◆ **Exercise goal**: Word for word, restate every line of the material.

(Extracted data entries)

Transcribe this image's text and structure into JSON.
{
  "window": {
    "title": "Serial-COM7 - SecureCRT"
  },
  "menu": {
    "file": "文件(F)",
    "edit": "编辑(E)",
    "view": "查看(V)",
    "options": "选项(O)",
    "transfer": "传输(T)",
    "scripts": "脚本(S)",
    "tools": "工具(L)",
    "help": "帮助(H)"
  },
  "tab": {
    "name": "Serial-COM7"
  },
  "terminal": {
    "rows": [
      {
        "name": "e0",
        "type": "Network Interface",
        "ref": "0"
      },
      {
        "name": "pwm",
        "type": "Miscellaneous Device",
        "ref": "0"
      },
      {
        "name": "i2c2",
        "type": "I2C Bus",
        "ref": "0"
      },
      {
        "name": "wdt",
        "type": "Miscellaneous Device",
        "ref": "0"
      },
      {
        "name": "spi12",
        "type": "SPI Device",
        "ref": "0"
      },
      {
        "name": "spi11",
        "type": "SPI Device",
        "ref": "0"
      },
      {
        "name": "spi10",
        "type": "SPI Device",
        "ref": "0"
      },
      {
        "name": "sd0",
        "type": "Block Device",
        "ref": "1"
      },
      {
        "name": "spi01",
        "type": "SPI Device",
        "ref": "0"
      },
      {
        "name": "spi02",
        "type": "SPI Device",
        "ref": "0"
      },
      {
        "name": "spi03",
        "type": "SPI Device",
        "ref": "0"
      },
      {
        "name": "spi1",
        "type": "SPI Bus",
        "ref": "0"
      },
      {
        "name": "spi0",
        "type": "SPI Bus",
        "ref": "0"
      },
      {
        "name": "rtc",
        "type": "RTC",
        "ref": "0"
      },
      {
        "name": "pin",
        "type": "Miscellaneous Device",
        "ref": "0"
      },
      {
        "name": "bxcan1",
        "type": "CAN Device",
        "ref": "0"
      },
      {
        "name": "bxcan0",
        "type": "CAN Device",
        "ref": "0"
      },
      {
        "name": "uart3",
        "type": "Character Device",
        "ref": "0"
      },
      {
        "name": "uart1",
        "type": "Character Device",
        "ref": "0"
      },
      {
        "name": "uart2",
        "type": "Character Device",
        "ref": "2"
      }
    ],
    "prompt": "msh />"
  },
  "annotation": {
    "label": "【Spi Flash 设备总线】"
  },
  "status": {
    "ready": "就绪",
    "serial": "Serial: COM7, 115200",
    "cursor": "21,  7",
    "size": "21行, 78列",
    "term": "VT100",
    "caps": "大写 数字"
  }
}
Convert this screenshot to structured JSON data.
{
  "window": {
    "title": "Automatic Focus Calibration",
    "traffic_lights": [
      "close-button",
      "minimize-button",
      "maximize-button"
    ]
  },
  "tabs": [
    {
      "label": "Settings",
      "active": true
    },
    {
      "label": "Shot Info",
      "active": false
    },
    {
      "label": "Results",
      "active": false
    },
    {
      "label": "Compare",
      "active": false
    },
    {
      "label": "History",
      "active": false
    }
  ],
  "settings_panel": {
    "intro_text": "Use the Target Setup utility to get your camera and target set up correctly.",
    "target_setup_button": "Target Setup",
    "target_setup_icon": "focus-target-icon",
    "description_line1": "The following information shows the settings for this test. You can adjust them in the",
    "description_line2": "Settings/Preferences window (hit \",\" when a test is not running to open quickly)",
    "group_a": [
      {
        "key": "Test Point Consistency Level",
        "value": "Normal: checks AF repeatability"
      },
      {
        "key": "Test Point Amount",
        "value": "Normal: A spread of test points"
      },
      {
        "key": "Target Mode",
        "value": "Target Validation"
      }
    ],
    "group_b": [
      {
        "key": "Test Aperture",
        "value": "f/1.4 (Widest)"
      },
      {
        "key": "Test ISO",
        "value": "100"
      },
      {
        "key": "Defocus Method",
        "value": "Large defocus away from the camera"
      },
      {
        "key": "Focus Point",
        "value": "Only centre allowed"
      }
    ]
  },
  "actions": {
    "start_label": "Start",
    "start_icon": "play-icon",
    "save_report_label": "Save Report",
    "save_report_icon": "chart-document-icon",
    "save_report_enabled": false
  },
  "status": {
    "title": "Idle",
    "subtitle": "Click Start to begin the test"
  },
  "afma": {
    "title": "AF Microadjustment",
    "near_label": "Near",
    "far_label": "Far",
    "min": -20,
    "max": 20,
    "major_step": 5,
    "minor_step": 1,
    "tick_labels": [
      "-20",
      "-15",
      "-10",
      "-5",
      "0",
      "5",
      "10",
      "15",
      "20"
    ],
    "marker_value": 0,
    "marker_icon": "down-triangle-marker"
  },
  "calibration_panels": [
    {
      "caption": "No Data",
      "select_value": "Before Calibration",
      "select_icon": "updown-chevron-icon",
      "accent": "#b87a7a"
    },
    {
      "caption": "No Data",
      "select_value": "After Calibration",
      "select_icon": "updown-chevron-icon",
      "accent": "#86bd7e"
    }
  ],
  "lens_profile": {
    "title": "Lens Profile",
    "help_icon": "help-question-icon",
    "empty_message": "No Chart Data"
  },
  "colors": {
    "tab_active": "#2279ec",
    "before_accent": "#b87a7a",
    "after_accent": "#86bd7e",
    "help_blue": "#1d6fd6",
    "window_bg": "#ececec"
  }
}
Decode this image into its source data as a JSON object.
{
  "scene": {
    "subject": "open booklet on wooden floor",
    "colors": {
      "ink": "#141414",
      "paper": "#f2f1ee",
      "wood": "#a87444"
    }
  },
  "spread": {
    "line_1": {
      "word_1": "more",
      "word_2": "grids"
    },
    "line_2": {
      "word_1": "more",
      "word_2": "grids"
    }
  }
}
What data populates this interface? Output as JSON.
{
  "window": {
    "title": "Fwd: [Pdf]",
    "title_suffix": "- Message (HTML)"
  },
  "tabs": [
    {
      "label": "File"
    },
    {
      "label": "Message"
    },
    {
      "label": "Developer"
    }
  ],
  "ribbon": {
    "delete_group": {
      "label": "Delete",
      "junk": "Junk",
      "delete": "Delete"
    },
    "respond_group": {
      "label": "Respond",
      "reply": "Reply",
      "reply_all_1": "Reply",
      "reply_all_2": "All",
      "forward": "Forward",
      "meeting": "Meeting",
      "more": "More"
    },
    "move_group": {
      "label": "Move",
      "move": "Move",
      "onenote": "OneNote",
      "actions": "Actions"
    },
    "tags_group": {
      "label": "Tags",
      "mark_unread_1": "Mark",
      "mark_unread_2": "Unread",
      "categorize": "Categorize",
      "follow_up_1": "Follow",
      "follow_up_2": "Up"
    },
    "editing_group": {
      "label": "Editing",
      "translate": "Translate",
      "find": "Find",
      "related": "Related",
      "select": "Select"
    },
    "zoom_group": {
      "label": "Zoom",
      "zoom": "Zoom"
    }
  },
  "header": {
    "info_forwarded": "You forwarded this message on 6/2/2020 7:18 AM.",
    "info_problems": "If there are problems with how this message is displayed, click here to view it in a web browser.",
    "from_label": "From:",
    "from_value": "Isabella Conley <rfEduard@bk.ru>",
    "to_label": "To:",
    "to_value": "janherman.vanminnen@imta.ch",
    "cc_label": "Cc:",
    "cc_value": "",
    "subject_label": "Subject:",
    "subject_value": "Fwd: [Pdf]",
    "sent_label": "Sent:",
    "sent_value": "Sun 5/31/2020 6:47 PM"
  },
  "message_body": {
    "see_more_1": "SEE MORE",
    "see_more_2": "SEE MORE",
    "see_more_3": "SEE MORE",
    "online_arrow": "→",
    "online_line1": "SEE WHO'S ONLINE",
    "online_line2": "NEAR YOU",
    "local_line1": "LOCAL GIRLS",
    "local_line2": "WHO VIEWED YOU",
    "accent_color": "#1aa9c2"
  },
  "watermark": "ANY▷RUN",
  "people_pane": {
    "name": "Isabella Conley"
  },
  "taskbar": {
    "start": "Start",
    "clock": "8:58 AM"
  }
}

◆ **Solution to the problem**:
Transcribe this image's text and structure into JSON.
{
  "window": {
    "title": "Serial-COM7 - SecureCRT"
  },
  "menu": {
    "file": "文件(F)",
    "edit": "编辑(E)",
    "view": "查看(V)",
    "options": "选项(O)",
    "transfer": "传输(T)",
    "scripts": "脚本(S)",
    "tools": "工具(L)",
    "help": "帮助(H)"
  },
  "tab": {
    "name": "Serial-COM7"
  },
  "terminal": {
    "rows": [
      {
        "name": "e0",
        "type": "Network Interface",
        "ref": "0"
      },
      {
        "name": "pwm",
        "type": "Miscellaneous Device",
        "ref": "0"
      },
      {
        "name": "i2c2",
        "type": "I2C Bus",
        "ref": "0"
      },
      {
        "name": "wdt",
        "type": "Miscellaneous Device",
        "ref": "0"
      },
      {
        "name": "spi12",
        "type": "SPI Device",
        "ref": "0"
      },
      {
        "name": "spi11",
        "type": "SPI Device",
        "ref": "0"
      },
      {
        "name": "spi10",
        "type": "SPI Device",
        "ref": "0"
      },
      {
        "name": "sd0",
        "type": "Block Device",
        "ref": "1"
      },
      {
        "name": "spi01",
        "type": "SPI Device",
        "ref": "0"
      },
      {
        "name": "spi02",
        "type": "SPI Device",
        "ref": "0"
      },
      {
        "name": "spi03",
        "type": "SPI Device",
        "ref": "0"
      },
      {
        "name": "spi1",
        "type": "SPI Bus",
        "ref": "0"
      },
      {
        "name": "spi0",
        "type": "SPI Bus",
        "ref": "0"
      },
      {
        "name": "rtc",
        "type": "RTC",
        "ref": "0"
      },
      {
        "name": "pin",
        "type": "Miscellaneous Device",
        "ref": "0"
      },
      {
        "name": "bxcan1",
        "type": "CAN Device",
        "ref": "0"
      },
      {
        "name": "bxcan0",
        "type": "CAN Device",
        "ref": "0"
      },
      {
        "name": "uart3",
        "type": "Character Device",
        "ref": "0"
      },
      {
        "name": "uart1",
        "type": "Character Device",
        "ref": "0"
      },
      {
        "name": "uart2",
        "type": "Character Device",
        "ref": "2"
      }
    ],
    "prompt": "msh />"
  },
  "annotation": {
    "label": "【Spi Flash 设备总线】"
  },
  "status": {
    "ready": "就绪",
    "serial": "Serial: COM7, 115200",
    "cursor": "21,  7",
    "size": "21行, 78列",
    "term": "VT100",
    "caps": "大写 数字"
  }
}
Convert this screenshot to structured JSON data.
{
  "window": {
    "title": "Automatic Focus Calibration",
    "traffic_lights": [
      "close-button",
      "minimize-button",
      "maximize-button"
    ]
  },
  "tabs": [
    {
      "label": "Settings",
      "active": true
    },
    {
      "label": "Shot Info",
      "active": false
    },
    {
      "label": "Results",
      "active": false
    },
    {
      "label": "Compare",
      "active": false
    },
    {
      "label": "History",
      "active": false
    }
  ],
  "settings_panel": {
    "intro_text": "Use the Target Setup utility to get your camera and target set up correctly.",
    "target_setup_button": "Target Setup",
    "target_setup_icon": "focus-target-icon",
    "description_line1": "The following information shows the settings for this test. You can adjust them in the",
    "description_line2": "Settings/Preferences window (hit \",\" when a test is not running to open quickly)",
    "group_a": [
      {
        "key": "Test Point Consistency Level",
        "value": "Normal: checks AF repeatability"
      },
      {
        "key": "Test Point Amount",
        "value": "Normal: A spread of test points"
      },
      {
        "key": "Target Mode",
        "value": "Target Validation"
      }
    ],
    "group_b": [
      {
        "key": "Test Aperture",
        "value": "f/1.4 (Widest)"
      },
      {
        "key": "Test ISO",
        "value": "100"
      },
      {
        "key": "Defocus Method",
        "value": "Large defocus away from the camera"
      },
      {
        "key": "Focus Point",
        "value": "Only centre allowed"
      }
    ]
  },
  "actions": {
    "start_label": "Start",
    "start_icon": "play-icon",
    "save_report_label": "Save Report",
    "save_report_icon": "chart-document-icon",
    "save_report_enabled": false
  },
  "status": {
    "title": "Idle",
    "subtitle": "Click Start to begin the test"
  },
  "afma": {
    "title": "AF Microadjustment",
    "near_label": "Near",
    "far_label": "Far",
    "min": -20,
    "max": 20,
    "major_step": 5,
    "minor_step": 1,
    "tick_labels": [
      "-20",
      "-15",
      "-10",
      "-5",
      "0",
      "5",
      "10",
      "15",
      "20"
    ],
    "marker_value": 0,
    "marker_icon": "down-triangle-marker"
  },
  "calibration_panels": [
    {
      "caption": "No Data",
      "select_value": "Before Calibration",
      "select_icon": "updown-chevron-icon",
      "accent": "#b87a7a"
    },
    {
      "caption": "No Data",
      "select_value": "After Calibration",
      "select_icon": "updown-chevron-icon",
      "accent": "#86bd7e"
    }
  ],
  "lens_profile": {
    "title": "Lens Profile",
    "help_icon": "help-question-icon",
    "empty_message": "No Chart Data"
  },
  "colors": {
    "tab_active": "#2279ec",
    "before_accent": "#b87a7a",
    "after_accent": "#86bd7e",
    "help_blue": "#1d6fd6",
    "window_bg": "#ececec"
  }
}
Decode this image into its source data as a JSON object.
{
  "scene": {
    "subject": "open booklet on wooden floor",
    "colors": {
      "ink": "#141414",
      "paper": "#f2f1ee",
      "wood": "#a87444"
    }
  },
  "spread": {
    "line_1": {
      "word_1": "more",
      "word_2": "grids"
    },
    "line_2": {
      "word_1": "more",
      "word_2": "grids"
    }
  }
}
What data populates this interface? Output as JSON.
{
  "window": {
    "title": "Fwd: [Pdf]",
    "title_suffix": "- Message (HTML)"
  },
  "tabs": [
    {
      "label": "File"
    },
    {
      "label": "Message"
    },
    {
      "label": "Developer"
    }
  ],
  "ribbon": {
    "delete_group": {
      "label": "Delete",
      "junk": "Junk",
      "delete": "Delete"
    },
    "respond_group": {
      "label": "Respond",
      "reply": "Reply",
      "reply_all_1": "Reply",
      "reply_all_2": "All",
      "forward": "Forward",
      "meeting": "Meeting",
      "more": "More"
    },
    "move_group": {
      "label": "Move",
      "move": "Move",
      "onenote": "OneNote",
      "actions": "Actions"
    },
    "tags_group": {
      "label": "Tags",
      "mark_unread_1": "Mark",
      "mark_unread_2": "Unread",
      "categorize": "Categorize",
      "follow_up_1": "Follow",
      "follow_up_2": "Up"
    },
    "editing_group": {
      "label": "Editing",
      "translate": "Translate",
      "find": "Find",
      "related": "Related",
      "select": "Select"
    },
    "zoom_group": {
      "label": "Zoom",
      "zoom": "Zoom"
    }
  },
  "header": {
    "info_forwarded": "You forwarded this message on 6/2/2020 7:18 AM.",
    "info_problems": "If there are problems with how this message is displayed, click here to view it in a web browser.",
    "from_label": "From:",
    "from_value": "Isabella Conley <rfEduard@bk.ru>",
    "to_label": "To:",
    "to_value": "janherman.vanminnen@imta.ch",
    "cc_label": "Cc:",
    "cc_value": "",
    "subject_label": "Subject:",
    "subject_value": "Fwd: [Pdf]",
    "sent_label": "Sent:",
    "sent_value": "Sun 5/31/2020 6:47 PM"
  },
  "message_body": {
    "see_more_1": "SEE MORE",
    "see_more_2": "SEE MORE",
    "see_more_3": "SEE MORE",
    "online_arrow": "→",
    "online_line1": "SEE WHO'S ONLINE",
    "online_line2": "NEAR YOU",
    "local_line1": "LOCAL GIRLS",
    "local_line2": "WHO VIEWED YOU",
    "accent_color": "#1aa9c2"
  },
  "watermark": "ANY▷RUN",
  "people_pane": {
    "name": "Isabella Conley"
  },
  "taskbar": {
    "start": "Start",
    "clock": "8:58 AM"
  }
}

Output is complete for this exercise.